- [Requirements]: Your task is to retype each line of the data below exactly.

- [Input]:
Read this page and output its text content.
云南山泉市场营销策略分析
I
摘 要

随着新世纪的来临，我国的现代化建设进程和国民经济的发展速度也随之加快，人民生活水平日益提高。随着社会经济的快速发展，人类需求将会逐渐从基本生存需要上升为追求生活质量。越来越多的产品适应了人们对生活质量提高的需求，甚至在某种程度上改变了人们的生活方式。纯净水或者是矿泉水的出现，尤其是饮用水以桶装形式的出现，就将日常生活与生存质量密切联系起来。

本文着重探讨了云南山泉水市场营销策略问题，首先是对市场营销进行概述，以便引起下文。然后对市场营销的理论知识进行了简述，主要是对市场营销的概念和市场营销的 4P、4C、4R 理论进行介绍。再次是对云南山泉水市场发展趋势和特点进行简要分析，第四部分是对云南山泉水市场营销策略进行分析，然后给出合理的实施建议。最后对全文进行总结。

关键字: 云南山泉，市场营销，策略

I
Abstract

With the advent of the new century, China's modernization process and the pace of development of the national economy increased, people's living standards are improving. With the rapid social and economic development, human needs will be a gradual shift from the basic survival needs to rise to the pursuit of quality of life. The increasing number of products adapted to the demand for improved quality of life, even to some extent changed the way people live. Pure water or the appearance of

- [Answer below]:
Read this page and output its text content.
云南山泉市场营销策略分析
I
摘 要

随着新世纪的来临，我国的现代化建设进程和国民经济的发展速度也随之加快，人民生活水平日益提高。随着社会经济的快速发展，人类需求将会逐渐从基本生存需要上升为追求生活质量。越来越多的产品适应了人们对生活质量提高的需求，甚至在某种程度上改变了人们的生活方式。纯净水或者是矿泉水的出现，尤其是饮用水以桶装形式的出现，就将日常生活与生存质量密切联系起来。

本文着重探讨了云南山泉水市场营销策略问题，首先是对市场营销进行概述，以便引起下文。然后对市场营销的理论知识进行了简述，主要是对市场营销的概念和市场营销的 4P、4C、4R 理论进行介绍。再次是对云南山泉水市场发展趋势和特点进行简要分析，第四部分是对云南山泉水市场营销策略进行分析，然后给出合理的实施建议。最后对全文进行总结。

关键字: 云南山泉，市场营销，策略

I
Abstract

With the advent of the new century, China's modernization process and the pace of development of the national economy increased, people's living standards are improving. With the rapid social and economic development, human needs will be a gradual shift from the basic survival needs to rise to the pursuit of quality of life. The increasing number of products adapted to the demand for improved quality of life, even to some extent changed the way people live. Pure water or the appearance of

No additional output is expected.